* WORK TO DO: Using the records below, give the number of lines where the word "WITHIN" appears, with no further output.

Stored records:
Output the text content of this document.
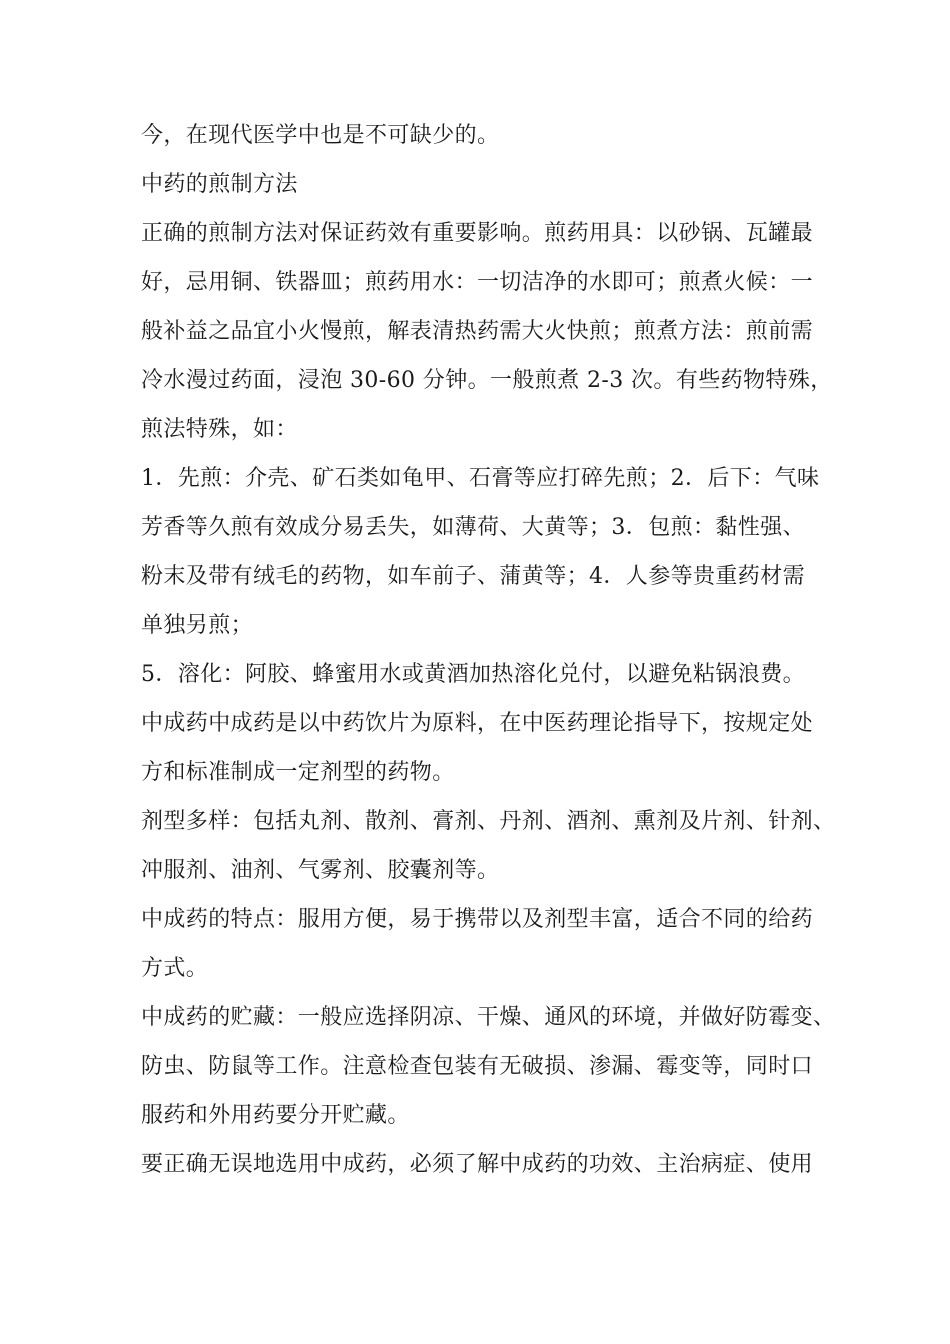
今，在现代医学中也是不可缺少的。
中药的煎制方法
正确的煎制方法对保证药效有重要影响。煎药用具：以砂锅、瓦罐最
好，忌用铜、铁器皿；煎药用水：一切洁净的水即可；煎煮火候：一
般补益之品宜小火慢煎，解表清热药需大火快煎；煎煮方法：煎前需
冷水漫过药面，浸泡 30-60 分钟。一般煎煮 2-3 次。有些药物特殊，
煎法特殊，如：
1．先煎：介壳、矿石类如龟甲、石膏等应打碎先煎；2．后下：气味
芳香等久煎有效成分易丢失，如薄荷、大黄等；3．包煎：黏性强、
粉末及带有绒毛的药物，如车前子、蒲黄等；4．人参等贵重药材需
单独另煎；
5．溶化：阿胶、蜂蜜用水或黄酒加热溶化兑付，以避免粘锅浪费。
中成药中成药是以中药饮片为原料，在中医药理论指导下，按规定处
方和标准制成一定剂型的药物。
剂型多样：包括丸剂、散剂、膏剂、丹剂、酒剂、熏剂及片剂、针剂、
冲服剂、油剂、气雾剂、胶囊剂等。
中成药的特点：服用方便，易于携带以及剂型丰富，适合不同的给药
方式。
中成药的贮藏：一般应选择阴凉、干燥、通风的环境，并做好防霉变、
防虫、防鼠等工作。注意检查包装有无破损、渗漏、霉变等，同时口
服药和外用药要分开贮藏。
要正确无误地选用中成药，必须了解中成药的功效、主治病症、使用
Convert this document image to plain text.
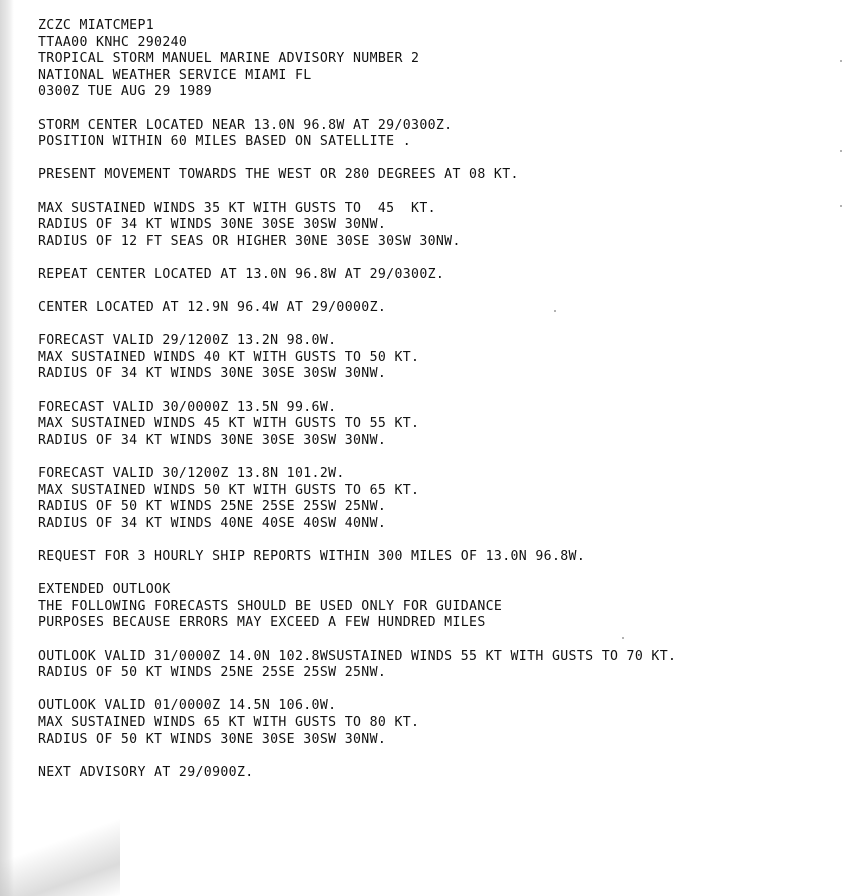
ZCZC MIATCMEP1
TTAA00 KNHC 290240
TROPICAL STORM MANUEL MARINE ADVISORY NUMBER 2
NATIONAL WEATHER SERVICE MIAMI FL
0300Z TUE AUG 29 1989
STORM CENTER LOCATED NEAR 13.0N 96.8W AT 29/0300Z.
POSITION WITHIN 60 MILES BASED ON SATELLITE .
PRESENT MOVEMENT TOWARDS THE WEST OR 280 DEGREES AT 08 KT.
MAX SUSTAINED WINDS 35 KT WITH GUSTS TO  45  KT.
RADIUS OF 34 KT WINDS 30NE 30SE 30SW 30NW.
RADIUS OF 12 FT SEAS OR HIGHER 30NE 30SE 30SW 30NW.
REPEAT CENTER LOCATED AT 13.0N 96.8W AT 29/0300Z.
CENTER LOCATED AT 12.9N 96.4W AT 29/0000Z.
FORECAST VALID 29/1200Z 13.2N 98.0W.
MAX SUSTAINED WINDS 40 KT WITH GUSTS TO 50 KT.
RADIUS OF 34 KT WINDS 30NE 30SE 30SW 30NW.
FORECAST VALID 30/0000Z 13.5N 99.6W.
MAX SUSTAINED WINDS 45 KT WITH GUSTS TO 55 KT.
RADIUS OF 34 KT WINDS 30NE 30SE 30SW 30NW.
FORECAST VALID 30/1200Z 13.8N 101.2W.
MAX SUSTAINED WINDS 50 KT WITH GUSTS TO 65 KT.
RADIUS OF 50 KT WINDS 25NE 25SE 25SW 25NW.
RADIUS OF 34 KT WINDS 40NE 40SE 40SW 40NW.
REQUEST FOR 3 HOURLY SHIP REPORTS WITHIN 300 MILES OF 13.0N 96.8W.
EXTENDED OUTLOOK
THE FOLLOWING FORECASTS SHOULD BE USED ONLY FOR GUIDANCE
PURPOSES BECAUSE ERRORS MAY EXCEED A FEW HUNDRED MILES
OUTLOOK VALID 31/0000Z 14.0N 102.8WSUSTAINED WINDS 55 KT WITH GUSTS TO 70 KT.
RADIUS OF 50 KT WINDS 25NE 25SE 25SW 25NW.
OUTLOOK VALID 01/0000Z 14.5N 106.0W.
MAX SUSTAINED WINDS 65 KT WITH GUSTS TO 80 KT.
RADIUS OF 50 KT WINDS 30NE 30SE 30SW 30NW.
NEXT ADVISORY AT 29/0900Z.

* EXPECTED OUTPUT: 2